= What this task involves =
Repeat the whole listing below, word for word.

[Excerpt from a dataset]
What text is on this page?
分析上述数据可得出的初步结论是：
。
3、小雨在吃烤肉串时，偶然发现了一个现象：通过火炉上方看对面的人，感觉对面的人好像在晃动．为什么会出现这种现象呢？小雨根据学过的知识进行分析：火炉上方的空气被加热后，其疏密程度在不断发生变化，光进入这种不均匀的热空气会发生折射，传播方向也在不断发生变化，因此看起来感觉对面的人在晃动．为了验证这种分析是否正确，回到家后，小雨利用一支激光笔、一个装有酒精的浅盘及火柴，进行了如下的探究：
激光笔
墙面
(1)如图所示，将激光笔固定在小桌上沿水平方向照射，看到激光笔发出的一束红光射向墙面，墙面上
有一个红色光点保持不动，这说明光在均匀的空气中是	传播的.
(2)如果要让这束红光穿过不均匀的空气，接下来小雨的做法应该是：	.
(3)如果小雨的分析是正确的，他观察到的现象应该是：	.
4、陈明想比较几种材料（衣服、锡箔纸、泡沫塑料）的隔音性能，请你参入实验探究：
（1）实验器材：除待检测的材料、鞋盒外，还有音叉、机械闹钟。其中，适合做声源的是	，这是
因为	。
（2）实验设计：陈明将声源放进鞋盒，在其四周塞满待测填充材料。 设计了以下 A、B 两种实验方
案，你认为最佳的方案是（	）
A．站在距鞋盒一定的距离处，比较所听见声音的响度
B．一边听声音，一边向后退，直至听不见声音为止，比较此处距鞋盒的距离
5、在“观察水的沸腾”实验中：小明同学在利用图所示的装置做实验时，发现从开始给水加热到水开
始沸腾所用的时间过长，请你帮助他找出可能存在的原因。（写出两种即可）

= The reply =
What text is on this page?
分析上述数据可得出的初步结论是：
。
3、小雨在吃烤肉串时，偶然发现了一个现象：通过火炉上方看对面的人，感觉对面的人好像在晃动．为什么会出现这种现象呢？小雨根据学过的知识进行分析：火炉上方的空气被加热后，其疏密程度在不断发生变化，光进入这种不均匀的热空气会发生折射，传播方向也在不断发生变化，因此看起来感觉对面的人在晃动．为了验证这种分析是否正确，回到家后，小雨利用一支激光笔、一个装有酒精的浅盘及火柴，进行了如下的探究：
激光笔
墙面
(1)如图所示，将激光笔固定在小桌上沿水平方向照射，看到激光笔发出的一束红光射向墙面，墙面上
有一个红色光点保持不动，这说明光在均匀的空气中是	传播的.
(2)如果要让这束红光穿过不均匀的空气，接下来小雨的做法应该是：	.
(3)如果小雨的分析是正确的，他观察到的现象应该是：	.
4、陈明想比较几种材料（衣服、锡箔纸、泡沫塑料）的隔音性能，请你参入实验探究：
（1）实验器材：除待检测的材料、鞋盒外，还有音叉、机械闹钟。其中，适合做声源的是	，这是
因为	。
（2）实验设计：陈明将声源放进鞋盒，在其四周塞满待测填充材料。 设计了以下 A、B 两种实验方
案，你认为最佳的方案是（	）
A．站在距鞋盒一定的距离处，比较所听见声音的响度
B．一边听声音，一边向后退，直至听不见声音为止，比较此处距鞋盒的距离
5、在“观察水的沸腾”实验中：小明同学在利用图所示的装置做实验时，发现从开始给水加热到水开
始沸腾所用的时间过长，请你帮助他找出可能存在的原因。（写出两种即可）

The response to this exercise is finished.